[start DATA]
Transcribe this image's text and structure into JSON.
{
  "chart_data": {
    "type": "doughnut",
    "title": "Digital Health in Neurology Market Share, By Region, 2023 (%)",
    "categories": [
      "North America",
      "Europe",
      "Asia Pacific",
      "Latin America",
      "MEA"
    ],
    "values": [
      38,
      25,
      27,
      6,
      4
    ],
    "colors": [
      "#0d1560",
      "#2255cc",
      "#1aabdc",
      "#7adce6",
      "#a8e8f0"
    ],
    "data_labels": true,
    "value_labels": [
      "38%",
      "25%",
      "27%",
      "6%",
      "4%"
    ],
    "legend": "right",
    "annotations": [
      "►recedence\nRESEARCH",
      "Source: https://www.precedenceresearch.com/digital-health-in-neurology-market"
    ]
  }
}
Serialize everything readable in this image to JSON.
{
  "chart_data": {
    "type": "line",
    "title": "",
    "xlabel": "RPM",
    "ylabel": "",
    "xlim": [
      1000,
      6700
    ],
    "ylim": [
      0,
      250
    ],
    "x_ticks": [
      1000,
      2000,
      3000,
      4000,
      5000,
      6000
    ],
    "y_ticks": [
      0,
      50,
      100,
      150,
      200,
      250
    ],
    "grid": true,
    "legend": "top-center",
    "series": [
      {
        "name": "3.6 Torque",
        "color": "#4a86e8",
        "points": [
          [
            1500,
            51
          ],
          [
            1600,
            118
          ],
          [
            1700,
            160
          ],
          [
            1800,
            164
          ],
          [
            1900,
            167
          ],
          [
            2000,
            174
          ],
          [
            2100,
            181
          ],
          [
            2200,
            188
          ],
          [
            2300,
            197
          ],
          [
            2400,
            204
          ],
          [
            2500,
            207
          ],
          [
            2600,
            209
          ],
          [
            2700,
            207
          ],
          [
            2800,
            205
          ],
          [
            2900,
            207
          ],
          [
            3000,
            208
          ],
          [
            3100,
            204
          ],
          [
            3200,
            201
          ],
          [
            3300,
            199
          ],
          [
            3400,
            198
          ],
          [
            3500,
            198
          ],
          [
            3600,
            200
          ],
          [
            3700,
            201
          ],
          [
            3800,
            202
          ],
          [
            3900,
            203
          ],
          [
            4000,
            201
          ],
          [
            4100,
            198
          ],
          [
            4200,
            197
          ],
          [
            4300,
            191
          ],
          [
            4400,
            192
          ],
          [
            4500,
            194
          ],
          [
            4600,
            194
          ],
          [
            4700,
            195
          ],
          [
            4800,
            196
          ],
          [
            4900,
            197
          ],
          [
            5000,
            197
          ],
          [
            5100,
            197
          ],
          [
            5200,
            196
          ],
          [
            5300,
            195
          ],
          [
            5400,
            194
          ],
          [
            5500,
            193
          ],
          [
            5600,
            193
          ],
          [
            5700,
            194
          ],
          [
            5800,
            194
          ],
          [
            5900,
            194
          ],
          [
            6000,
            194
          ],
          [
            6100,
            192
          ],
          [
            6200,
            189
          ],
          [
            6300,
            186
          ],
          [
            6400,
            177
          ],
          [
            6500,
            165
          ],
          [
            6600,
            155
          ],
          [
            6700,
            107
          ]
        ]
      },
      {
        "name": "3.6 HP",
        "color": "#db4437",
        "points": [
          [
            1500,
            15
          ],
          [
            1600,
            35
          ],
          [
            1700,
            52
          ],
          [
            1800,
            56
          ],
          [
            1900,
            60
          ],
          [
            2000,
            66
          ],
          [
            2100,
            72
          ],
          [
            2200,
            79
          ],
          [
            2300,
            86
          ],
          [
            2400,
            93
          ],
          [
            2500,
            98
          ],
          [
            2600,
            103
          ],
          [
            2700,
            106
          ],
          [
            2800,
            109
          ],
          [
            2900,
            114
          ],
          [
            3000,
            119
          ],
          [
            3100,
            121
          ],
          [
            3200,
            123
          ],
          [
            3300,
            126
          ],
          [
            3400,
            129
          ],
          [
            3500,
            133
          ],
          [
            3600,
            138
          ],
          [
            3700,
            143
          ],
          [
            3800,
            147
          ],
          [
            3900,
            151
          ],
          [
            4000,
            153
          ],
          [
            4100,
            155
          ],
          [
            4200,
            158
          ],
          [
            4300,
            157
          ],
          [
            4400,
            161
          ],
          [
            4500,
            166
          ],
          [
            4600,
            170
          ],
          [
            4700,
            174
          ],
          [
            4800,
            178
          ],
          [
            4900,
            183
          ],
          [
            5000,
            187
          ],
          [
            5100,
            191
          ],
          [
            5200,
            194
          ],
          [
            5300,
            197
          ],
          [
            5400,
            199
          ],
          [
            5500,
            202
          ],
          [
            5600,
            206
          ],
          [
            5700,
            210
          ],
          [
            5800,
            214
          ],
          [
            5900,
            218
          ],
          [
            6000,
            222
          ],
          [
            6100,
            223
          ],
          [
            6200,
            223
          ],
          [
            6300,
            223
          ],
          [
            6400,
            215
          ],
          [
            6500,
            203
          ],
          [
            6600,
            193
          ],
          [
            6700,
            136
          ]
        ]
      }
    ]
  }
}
[end DATA]
### EXERCISE INSTRUCTIONS:
Set down the entries above again, word for word.

### EXERCISE RESULT:
Transcribe this image's text and structure into JSON.
{
  "chart_data": {
    "type": "doughnut",
    "title": "Digital Health in Neurology Market Share, By Region, 2023 (%)",
    "categories": [
      "North America",
      "Europe",
      "Asia Pacific",
      "Latin America",
      "MEA"
    ],
    "values": [
      38,
      25,
      27,
      6,
      4
    ],
    "colors": [
      "#0d1560",
      "#2255cc",
      "#1aabdc",
      "#7adce6",
      "#a8e8f0"
    ],
    "data_labels": true,
    "value_labels": [
      "38%",
      "25%",
      "27%",
      "6%",
      "4%"
    ],
    "legend": "right",
    "annotations": [
      "►recedence\nRESEARCH",
      "Source: https://www.precedenceresearch.com/digital-health-in-neurology-market"
    ]
  }
}
Serialize everything readable in this image to JSON.
{
  "chart_data": {
    "type": "line",
    "title": "",
    "xlabel": "RPM",
    "ylabel": "",
    "xlim": [
      1000,
      6700
    ],
    "ylim": [
      0,
      250
    ],
    "x_ticks": [
      1000,
      2000,
      3000,
      4000,
      5000,
      6000
    ],
    "y_ticks": [
      0,
      50,
      100,
      150,
      200,
      250
    ],
    "grid": true,
    "legend": "top-center",
    "series": [
      {
        "name": "3.6 Torque",
        "color": "#4a86e8",
        "points": [
          [
            1500,
            51
          ],
          [
            1600,
            118
          ],
          [
            1700,
            160
          ],
          [
            1800,
            164
          ],
          [
            1900,
            167
          ],
          [
            2000,
            174
          ],
          [
            2100,
            181
          ],
          [
            2200,
            188
          ],
          [
            2300,
            197
          ],
          [
            2400,
            204
          ],
          [
            2500,
            207
          ],
          [
            2600,
            209
          ],
          [
            2700,
            207
          ],
          [
            2800,
            205
          ],
          [
            2900,
            207
          ],
          [
            3000,
            208
          ],
          [
            3100,
            204
          ],
          [
            3200,
            201
          ],
          [
            3300,
            199
          ],
          [
            3400,
            198
          ],
          [
            3500,
            198
          ],
          [
            3600,
            200
          ],
          [
            3700,
            201
          ],
          [
            3800,
            202
          ],
          [
            3900,
            203
          ],
          [
            4000,
            201
          ],
          [
            4100,
            198
          ],
          [
            4200,
            197
          ],
          [
            4300,
            191
          ],
          [
            4400,
            192
          ],
          [
            4500,
            194
          ],
          [
            4600,
            194
          ],
          [
            4700,
            195
          ],
          [
            4800,
            196
          ],
          [
            4900,
            197
          ],
          [
            5000,
            197
          ],
          [
            5100,
            197
          ],
          [
            5200,
            196
          ],
          [
            5300,
            195
          ],
          [
            5400,
            194
          ],
          [
            5500,
            193
          ],
          [
            5600,
            193
          ],
          [
            5700,
            194
          ],
          [
            5800,
            194
          ],
          [
            5900,
            194
          ],
          [
            6000,
            194
          ],
          [
            6100,
            192
          ],
          [
            6200,
            189
          ],
          [
            6300,
            186
          ],
          [
            6400,
            177
          ],
          [
            6500,
            165
          ],
          [
            6600,
            155
          ],
          [
            6700,
            107
          ]
        ]
      },
      {
        "name": "3.6 HP",
        "color": "#db4437",
        "points": [
          [
            1500,
            15
          ],
          [
            1600,
            35
          ],
          [
            1700,
            52
          ],
          [
            1800,
            56
          ],
          [
            1900,
            60
          ],
          [
            2000,
            66
          ],
          [
            2100,
            72
          ],
          [
            2200,
            79
          ],
          [
            2300,
            86
          ],
          [
            2400,
            93
          ],
          [
            2500,
            98
          ],
          [
            2600,
            103
          ],
          [
            2700,
            106
          ],
          [
            2800,
            109
          ],
          [
            2900,
            114
          ],
          [
            3000,
            119
          ],
          [
            3100,
            121
          ],
          [
            3200,
            123
          ],
          [
            3300,
            126
          ],
          [
            3400,
            129
          ],
          [
            3500,
            133
          ],
          [
            3600,
            138
          ],
          [
            3700,
            143
          ],
          [
            3800,
            147
          ],
          [
            3900,
            151
          ],
          [
            4000,
            153
          ],
          [
            4100,
            155
          ],
          [
            4200,
            158
          ],
          [
            4300,
            157
          ],
          [
            4400,
            161
          ],
          [
            4500,
            166
          ],
          [
            4600,
            170
          ],
          [
            4700,
            174
          ],
          [
            4800,
            178
          ],
          [
            4900,
            183
          ],
          [
            5000,
            187
          ],
          [
            5100,
            191
          ],
          [
            5200,
            194
          ],
          [
            5300,
            197
          ],
          [
            5400,
            199
          ],
          [
            5500,
            202
          ],
          [
            5600,
            206
          ],
          [
            5700,
            210
          ],
          [
            5800,
            214
          ],
          [
            5900,
            218
          ],
          [
            6000,
            222
          ],
          [
            6100,
            223
          ],
          [
            6200,
            223
          ],
          [
            6300,
            223
          ],
          [
            6400,
            215
          ],
          [
            6500,
            203
          ],
          [
            6600,
            193
          ],
          [
            6700,
            136
          ]
        ]
      }
    ]
  }
}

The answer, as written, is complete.